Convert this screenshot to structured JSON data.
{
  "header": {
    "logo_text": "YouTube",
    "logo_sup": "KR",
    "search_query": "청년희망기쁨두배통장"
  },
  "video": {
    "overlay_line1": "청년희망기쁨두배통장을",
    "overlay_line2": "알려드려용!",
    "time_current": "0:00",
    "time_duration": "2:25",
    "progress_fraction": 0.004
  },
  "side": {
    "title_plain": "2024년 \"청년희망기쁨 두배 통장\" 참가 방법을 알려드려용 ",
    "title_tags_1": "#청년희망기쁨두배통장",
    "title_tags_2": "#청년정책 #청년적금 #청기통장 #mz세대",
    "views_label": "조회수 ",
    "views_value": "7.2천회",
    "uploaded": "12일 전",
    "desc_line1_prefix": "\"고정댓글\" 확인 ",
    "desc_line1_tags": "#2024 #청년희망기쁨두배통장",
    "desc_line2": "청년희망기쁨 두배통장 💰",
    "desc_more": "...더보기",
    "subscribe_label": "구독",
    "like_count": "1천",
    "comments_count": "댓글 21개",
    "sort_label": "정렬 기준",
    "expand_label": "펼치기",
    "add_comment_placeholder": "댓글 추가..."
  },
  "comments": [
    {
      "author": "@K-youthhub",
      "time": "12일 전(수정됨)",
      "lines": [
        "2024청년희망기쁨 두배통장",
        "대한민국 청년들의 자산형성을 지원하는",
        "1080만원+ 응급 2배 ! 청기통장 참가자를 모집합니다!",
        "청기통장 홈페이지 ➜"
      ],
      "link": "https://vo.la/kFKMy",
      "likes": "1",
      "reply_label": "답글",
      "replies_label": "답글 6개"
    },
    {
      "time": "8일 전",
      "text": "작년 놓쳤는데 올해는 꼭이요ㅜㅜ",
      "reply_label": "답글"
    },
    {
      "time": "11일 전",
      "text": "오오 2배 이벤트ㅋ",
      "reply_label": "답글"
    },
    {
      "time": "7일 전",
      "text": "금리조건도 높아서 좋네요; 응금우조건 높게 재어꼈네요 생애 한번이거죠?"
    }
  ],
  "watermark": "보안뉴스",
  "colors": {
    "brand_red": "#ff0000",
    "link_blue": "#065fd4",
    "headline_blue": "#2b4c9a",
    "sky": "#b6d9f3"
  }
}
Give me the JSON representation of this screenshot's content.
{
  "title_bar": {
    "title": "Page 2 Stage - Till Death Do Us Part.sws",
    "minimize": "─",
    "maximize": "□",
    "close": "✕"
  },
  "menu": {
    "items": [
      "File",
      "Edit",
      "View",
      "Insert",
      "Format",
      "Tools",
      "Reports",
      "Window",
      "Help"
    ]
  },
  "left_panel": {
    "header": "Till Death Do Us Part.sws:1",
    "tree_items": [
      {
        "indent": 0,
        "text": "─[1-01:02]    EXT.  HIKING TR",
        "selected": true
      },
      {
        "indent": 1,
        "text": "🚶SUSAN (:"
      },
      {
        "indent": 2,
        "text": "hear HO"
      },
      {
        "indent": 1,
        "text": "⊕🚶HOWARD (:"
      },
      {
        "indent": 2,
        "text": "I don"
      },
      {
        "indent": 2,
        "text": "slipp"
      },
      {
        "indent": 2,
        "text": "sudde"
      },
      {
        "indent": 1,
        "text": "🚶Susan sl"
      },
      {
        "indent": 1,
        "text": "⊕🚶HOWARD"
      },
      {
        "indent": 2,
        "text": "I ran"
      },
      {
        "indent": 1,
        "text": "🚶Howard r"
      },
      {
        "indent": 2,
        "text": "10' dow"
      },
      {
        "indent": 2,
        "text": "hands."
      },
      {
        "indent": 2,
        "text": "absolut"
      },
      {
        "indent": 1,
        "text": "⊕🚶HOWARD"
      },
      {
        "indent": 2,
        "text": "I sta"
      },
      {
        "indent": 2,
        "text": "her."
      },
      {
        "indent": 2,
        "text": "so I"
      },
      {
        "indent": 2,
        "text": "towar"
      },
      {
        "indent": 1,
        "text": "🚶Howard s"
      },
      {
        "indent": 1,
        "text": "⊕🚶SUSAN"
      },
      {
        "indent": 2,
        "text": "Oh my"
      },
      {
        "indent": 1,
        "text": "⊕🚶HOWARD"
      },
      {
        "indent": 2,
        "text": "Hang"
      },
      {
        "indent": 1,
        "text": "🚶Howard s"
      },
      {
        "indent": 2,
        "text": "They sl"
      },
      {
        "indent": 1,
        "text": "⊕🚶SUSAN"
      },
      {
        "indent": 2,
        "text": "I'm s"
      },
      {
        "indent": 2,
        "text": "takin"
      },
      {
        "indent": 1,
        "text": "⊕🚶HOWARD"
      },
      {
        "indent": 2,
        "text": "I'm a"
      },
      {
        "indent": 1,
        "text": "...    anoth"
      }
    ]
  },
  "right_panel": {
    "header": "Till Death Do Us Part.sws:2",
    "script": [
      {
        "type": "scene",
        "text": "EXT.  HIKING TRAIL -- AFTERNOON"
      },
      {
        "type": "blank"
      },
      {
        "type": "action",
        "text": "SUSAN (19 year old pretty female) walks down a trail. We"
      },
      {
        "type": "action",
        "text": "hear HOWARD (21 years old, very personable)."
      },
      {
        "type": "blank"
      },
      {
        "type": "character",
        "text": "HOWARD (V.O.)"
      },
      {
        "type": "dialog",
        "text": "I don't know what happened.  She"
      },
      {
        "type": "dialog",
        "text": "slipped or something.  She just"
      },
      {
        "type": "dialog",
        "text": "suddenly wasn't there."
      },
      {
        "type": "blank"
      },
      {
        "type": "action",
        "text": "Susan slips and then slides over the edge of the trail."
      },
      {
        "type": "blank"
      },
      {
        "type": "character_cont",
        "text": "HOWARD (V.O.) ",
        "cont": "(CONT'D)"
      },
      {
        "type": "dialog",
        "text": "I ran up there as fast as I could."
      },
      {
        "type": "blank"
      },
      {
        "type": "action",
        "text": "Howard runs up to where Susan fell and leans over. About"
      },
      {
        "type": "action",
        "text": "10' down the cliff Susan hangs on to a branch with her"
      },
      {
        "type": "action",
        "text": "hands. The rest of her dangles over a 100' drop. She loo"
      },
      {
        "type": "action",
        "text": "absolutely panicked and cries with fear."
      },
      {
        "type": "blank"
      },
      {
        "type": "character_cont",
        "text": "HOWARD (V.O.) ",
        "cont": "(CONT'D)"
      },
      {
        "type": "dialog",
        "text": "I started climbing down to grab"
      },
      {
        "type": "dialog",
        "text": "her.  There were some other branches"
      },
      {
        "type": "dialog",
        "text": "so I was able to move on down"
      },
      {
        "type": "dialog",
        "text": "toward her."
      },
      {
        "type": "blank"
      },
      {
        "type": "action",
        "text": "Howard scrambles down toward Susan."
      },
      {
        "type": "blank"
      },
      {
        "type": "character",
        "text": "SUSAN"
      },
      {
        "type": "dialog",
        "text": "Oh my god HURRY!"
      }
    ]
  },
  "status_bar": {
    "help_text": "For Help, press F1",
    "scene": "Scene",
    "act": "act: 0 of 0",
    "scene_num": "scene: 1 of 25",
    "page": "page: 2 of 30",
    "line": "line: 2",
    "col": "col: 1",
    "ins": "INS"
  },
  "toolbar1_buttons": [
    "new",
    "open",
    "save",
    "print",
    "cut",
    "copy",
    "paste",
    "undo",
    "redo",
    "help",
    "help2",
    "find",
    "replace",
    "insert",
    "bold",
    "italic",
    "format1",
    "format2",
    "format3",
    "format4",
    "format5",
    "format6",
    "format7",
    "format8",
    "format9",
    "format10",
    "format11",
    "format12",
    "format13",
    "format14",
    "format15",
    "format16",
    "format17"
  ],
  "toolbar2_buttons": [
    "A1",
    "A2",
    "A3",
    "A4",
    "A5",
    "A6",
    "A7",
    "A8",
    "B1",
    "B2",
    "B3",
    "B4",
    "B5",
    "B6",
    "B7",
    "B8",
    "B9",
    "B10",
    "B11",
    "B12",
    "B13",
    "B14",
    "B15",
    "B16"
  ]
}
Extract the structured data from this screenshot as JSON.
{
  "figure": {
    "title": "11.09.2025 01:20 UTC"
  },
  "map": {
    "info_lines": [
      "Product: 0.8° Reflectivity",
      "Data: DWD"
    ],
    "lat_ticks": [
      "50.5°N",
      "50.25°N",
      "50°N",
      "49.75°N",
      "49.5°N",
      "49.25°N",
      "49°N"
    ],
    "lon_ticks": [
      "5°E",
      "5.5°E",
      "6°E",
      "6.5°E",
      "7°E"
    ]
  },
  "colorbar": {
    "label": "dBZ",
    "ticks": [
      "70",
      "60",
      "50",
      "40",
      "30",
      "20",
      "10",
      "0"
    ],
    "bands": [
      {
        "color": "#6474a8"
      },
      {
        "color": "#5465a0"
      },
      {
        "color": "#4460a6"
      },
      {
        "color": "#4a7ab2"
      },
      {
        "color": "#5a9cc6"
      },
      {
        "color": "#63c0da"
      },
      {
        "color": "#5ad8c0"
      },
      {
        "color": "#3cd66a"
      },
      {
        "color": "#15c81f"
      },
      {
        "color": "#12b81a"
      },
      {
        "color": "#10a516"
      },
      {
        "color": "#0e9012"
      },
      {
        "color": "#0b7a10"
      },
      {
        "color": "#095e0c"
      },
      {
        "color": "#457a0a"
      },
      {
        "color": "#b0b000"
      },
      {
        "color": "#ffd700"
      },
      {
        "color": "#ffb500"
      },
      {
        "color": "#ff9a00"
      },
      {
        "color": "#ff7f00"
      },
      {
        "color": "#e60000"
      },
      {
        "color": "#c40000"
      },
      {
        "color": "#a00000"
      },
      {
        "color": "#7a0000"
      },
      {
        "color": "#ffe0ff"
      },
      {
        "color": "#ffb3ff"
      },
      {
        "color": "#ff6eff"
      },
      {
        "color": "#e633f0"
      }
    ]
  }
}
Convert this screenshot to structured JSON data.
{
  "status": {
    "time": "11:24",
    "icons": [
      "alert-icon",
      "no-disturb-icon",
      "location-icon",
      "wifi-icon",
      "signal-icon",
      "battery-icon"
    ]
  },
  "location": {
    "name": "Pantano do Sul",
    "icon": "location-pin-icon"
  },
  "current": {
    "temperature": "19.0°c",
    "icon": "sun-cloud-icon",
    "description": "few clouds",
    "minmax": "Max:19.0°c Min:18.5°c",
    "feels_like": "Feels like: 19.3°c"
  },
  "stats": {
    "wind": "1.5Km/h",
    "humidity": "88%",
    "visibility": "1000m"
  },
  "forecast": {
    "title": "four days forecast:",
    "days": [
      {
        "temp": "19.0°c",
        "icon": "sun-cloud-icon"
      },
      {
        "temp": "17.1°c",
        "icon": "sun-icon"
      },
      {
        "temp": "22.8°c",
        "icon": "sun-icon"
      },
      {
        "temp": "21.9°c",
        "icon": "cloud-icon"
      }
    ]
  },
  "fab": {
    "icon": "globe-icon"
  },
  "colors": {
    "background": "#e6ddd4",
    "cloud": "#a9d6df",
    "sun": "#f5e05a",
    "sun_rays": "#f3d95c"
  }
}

==========

In the listing above, find the lines holding the word "Part" and copy them.

▸ **Complete output**
    "title": "Page 2 Stage - Till Death Do Us Part.sws",
    "header": "Till Death Do Us Part.sws:1",
    "header": "Till Death Do Us Part.sws:2",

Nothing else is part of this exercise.